*Prompt*
Copy out each line exactly as it appears.

*Provided data*

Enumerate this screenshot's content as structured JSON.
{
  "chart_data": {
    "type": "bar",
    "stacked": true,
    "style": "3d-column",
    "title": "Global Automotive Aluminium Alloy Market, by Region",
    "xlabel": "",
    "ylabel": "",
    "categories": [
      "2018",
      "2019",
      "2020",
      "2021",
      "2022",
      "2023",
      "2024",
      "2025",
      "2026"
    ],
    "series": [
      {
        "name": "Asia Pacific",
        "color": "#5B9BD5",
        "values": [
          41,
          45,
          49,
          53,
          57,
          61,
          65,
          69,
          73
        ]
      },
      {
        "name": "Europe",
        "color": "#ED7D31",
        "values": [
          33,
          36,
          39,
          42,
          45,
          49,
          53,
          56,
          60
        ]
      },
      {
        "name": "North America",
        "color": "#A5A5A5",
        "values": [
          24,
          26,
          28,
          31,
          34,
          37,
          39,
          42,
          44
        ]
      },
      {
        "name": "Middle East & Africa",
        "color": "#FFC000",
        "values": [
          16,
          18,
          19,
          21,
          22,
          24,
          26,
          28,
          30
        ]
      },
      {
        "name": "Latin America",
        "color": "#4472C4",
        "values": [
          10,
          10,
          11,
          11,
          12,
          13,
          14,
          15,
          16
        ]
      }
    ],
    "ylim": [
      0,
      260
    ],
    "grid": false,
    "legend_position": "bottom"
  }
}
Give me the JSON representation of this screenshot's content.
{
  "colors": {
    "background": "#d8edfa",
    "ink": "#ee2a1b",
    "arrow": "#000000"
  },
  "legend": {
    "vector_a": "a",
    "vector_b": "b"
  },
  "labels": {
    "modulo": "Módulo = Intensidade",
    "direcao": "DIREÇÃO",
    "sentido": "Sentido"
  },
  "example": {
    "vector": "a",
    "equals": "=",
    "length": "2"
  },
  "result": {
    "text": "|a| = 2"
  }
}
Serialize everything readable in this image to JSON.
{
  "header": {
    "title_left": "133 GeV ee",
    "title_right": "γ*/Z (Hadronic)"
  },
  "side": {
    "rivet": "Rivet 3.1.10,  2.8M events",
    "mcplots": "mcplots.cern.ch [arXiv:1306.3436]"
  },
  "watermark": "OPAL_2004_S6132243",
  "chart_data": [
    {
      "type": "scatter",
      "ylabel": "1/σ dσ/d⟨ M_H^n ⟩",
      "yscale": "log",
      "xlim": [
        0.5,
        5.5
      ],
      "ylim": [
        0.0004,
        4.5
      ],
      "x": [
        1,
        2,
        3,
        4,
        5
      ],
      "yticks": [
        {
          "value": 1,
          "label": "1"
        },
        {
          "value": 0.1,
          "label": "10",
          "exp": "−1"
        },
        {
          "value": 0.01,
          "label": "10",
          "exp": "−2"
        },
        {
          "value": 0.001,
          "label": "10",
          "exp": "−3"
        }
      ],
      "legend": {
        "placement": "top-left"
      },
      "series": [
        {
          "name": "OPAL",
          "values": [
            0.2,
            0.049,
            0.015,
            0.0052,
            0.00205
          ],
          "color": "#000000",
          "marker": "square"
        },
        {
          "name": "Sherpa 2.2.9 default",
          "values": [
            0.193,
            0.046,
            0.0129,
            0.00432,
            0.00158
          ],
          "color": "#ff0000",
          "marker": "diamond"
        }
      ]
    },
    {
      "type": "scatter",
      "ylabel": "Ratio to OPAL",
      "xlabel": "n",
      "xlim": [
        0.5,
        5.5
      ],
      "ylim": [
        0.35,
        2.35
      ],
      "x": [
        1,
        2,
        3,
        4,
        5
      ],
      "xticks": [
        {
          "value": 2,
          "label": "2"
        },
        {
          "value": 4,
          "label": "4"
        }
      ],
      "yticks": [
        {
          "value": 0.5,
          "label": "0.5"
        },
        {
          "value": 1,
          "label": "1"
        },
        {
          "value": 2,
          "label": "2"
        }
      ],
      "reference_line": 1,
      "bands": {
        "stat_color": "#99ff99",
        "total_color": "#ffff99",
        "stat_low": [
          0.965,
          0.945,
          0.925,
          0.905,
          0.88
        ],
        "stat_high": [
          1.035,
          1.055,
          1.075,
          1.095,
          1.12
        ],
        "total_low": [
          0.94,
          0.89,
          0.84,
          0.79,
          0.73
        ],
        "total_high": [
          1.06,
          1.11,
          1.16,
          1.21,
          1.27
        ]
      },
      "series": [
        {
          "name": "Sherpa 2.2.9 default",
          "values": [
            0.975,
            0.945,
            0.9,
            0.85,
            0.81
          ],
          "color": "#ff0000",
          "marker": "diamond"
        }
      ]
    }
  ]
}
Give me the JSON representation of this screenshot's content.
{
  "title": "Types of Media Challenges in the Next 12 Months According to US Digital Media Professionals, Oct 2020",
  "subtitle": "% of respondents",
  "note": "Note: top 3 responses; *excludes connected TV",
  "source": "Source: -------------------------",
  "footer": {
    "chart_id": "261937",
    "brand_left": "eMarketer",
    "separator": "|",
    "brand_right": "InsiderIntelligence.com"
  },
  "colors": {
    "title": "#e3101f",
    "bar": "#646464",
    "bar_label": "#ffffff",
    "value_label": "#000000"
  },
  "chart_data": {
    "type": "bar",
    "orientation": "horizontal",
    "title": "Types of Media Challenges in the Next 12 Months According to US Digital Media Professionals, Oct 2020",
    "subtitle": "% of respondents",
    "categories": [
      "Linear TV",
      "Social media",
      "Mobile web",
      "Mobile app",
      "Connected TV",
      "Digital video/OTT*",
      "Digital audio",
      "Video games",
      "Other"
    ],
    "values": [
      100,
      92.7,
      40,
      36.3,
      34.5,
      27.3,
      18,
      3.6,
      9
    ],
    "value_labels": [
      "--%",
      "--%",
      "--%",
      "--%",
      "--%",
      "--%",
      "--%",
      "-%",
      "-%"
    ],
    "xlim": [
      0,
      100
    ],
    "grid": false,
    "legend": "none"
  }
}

*The solution*
Enumerate this screenshot's content as structured JSON.
{
  "chart_data": {
    "type": "bar",
    "stacked": true,
    "style": "3d-column",
    "title": "Global Automotive Aluminium Alloy Market, by Region",
    "xlabel": "",
    "ylabel": "",
    "categories": [
      "2018",
      "2019",
      "2020",
      "2021",
      "2022",
      "2023",
      "2024",
      "2025",
      "2026"
    ],
    "series": [
      {
        "name": "Asia Pacific",
        "color": "#5B9BD5",
        "values": [
          41,
          45,
          49,
          53,
          57,
          61,
          65,
          69,
          73
        ]
      },
      {
        "name": "Europe",
        "color": "#ED7D31",
        "values": [
          33,
          36,
          39,
          42,
          45,
          49,
          53,
          56,
          60
        ]
      },
      {
        "name": "North America",
        "color": "#A5A5A5",
        "values": [
          24,
          26,
          28,
          31,
          34,
          37,
          39,
          42,
          44
        ]
      },
      {
        "name": "Middle East & Africa",
        "color": "#FFC000",
        "values": [
          16,
          18,
          19,
          21,
          22,
          24,
          26,
          28,
          30
        ]
      },
      {
        "name": "Latin America",
        "color": "#4472C4",
        "values": [
          10,
          10,
          11,
          11,
          12,
          13,
          14,
          15,
          16
        ]
      }
    ],
    "ylim": [
      0,
      260
    ],
    "grid": false,
    "legend_position": "bottom"
  }
}
Give me the JSON representation of this screenshot's content.
{
  "colors": {
    "background": "#d8edfa",
    "ink": "#ee2a1b",
    "arrow": "#000000"
  },
  "legend": {
    "vector_a": "a",
    "vector_b": "b"
  },
  "labels": {
    "modulo": "Módulo = Intensidade",
    "direcao": "DIREÇÃO",
    "sentido": "Sentido"
  },
  "example": {
    "vector": "a",
    "equals": "=",
    "length": "2"
  },
  "result": {
    "text": "|a| = 2"
  }
}
Serialize everything readable in this image to JSON.
{
  "header": {
    "title_left": "133 GeV ee",
    "title_right": "γ*/Z (Hadronic)"
  },
  "side": {
    "rivet": "Rivet 3.1.10,  2.8M events",
    "mcplots": "mcplots.cern.ch [arXiv:1306.3436]"
  },
  "watermark": "OPAL_2004_S6132243",
  "chart_data": [
    {
      "type": "scatter",
      "ylabel": "1/σ dσ/d⟨ M_H^n ⟩",
      "yscale": "log",
      "xlim": [
        0.5,
        5.5
      ],
      "ylim": [
        0.0004,
        4.5
      ],
      "x": [
        1,
        2,
        3,
        4,
        5
      ],
      "yticks": [
        {
          "value": 1,
          "label": "1"
        },
        {
          "value": 0.1,
          "label": "10",
          "exp": "−1"
        },
        {
          "value": 0.01,
          "label": "10",
          "exp": "−2"
        },
        {
          "value": 0.001,
          "label": "10",
          "exp": "−3"
        }
      ],
      "legend": {
        "placement": "top-left"
      },
      "series": [
        {
          "name": "OPAL",
          "values": [
            0.2,
            0.049,
            0.015,
            0.0052,
            0.00205
          ],
          "color": "#000000",
          "marker": "square"
        },
        {
          "name": "Sherpa 2.2.9 default",
          "values": [
            0.193,
            0.046,
            0.0129,
            0.00432,
            0.00158
          ],
          "color": "#ff0000",
          "marker": "diamond"
        }
      ]
    },
    {
      "type": "scatter",
      "ylabel": "Ratio to OPAL",
      "xlabel": "n",
      "xlim": [
        0.5,
        5.5
      ],
      "ylim": [
        0.35,
        2.35
      ],
      "x": [
        1,
        2,
        3,
        4,
        5
      ],
      "xticks": [
        {
          "value": 2,
          "label": "2"
        },
        {
          "value": 4,
          "label": "4"
        }
      ],
      "yticks": [
        {
          "value": 0.5,
          "label": "0.5"
        },
        {
          "value": 1,
          "label": "1"
        },
        {
          "value": 2,
          "label": "2"
        }
      ],
      "reference_line": 1,
      "bands": {
        "stat_color": "#99ff99",
        "total_color": "#ffff99",
        "stat_low": [
          0.965,
          0.945,
          0.925,
          0.905,
          0.88
        ],
        "stat_high": [
          1.035,
          1.055,
          1.075,
          1.095,
          1.12
        ],
        "total_low": [
          0.94,
          0.89,
          0.84,
          0.79,
          0.73
        ],
        "total_high": [
          1.06,
          1.11,
          1.16,
          1.21,
          1.27
        ]
      },
      "series": [
        {
          "name": "Sherpa 2.2.9 default",
          "values": [
            0.975,
            0.945,
            0.9,
            0.85,
            0.81
          ],
          "color": "#ff0000",
          "marker": "diamond"
        }
      ]
    }
  ]
}
Give me the JSON representation of this screenshot's content.
{
  "title": "Types of Media Challenges in the Next 12 Months According to US Digital Media Professionals, Oct 2020",
  "subtitle": "% of respondents",
  "note": "Note: top 3 responses; *excludes connected TV",
  "source": "Source: -------------------------",
  "footer": {
    "chart_id": "261937",
    "brand_left": "eMarketer",
    "separator": "|",
    "brand_right": "InsiderIntelligence.com"
  },
  "colors": {
    "title": "#e3101f",
    "bar": "#646464",
    "bar_label": "#ffffff",
    "value_label": "#000000"
  },
  "chart_data": {
    "type": "bar",
    "orientation": "horizontal",
    "title": "Types of Media Challenges in the Next 12 Months According to US Digital Media Professionals, Oct 2020",
    "subtitle": "% of respondents",
    "categories": [
      "Linear TV",
      "Social media",
      "Mobile web",
      "Mobile app",
      "Connected TV",
      "Digital video/OTT*",
      "Digital audio",
      "Video games",
      "Other"
    ],
    "values": [
      100,
      92.7,
      40,
      36.3,
      34.5,
      27.3,
      18,
      3.6,
      9
    ],
    "value_labels": [
      "--%",
      "--%",
      "--%",
      "--%",
      "--%",
      "--%",
      "--%",
      "-%",
      "-%"
    ],
    "xlim": [
      0,
      100
    ],
    "grid": false,
    "legend": "none"
  }
}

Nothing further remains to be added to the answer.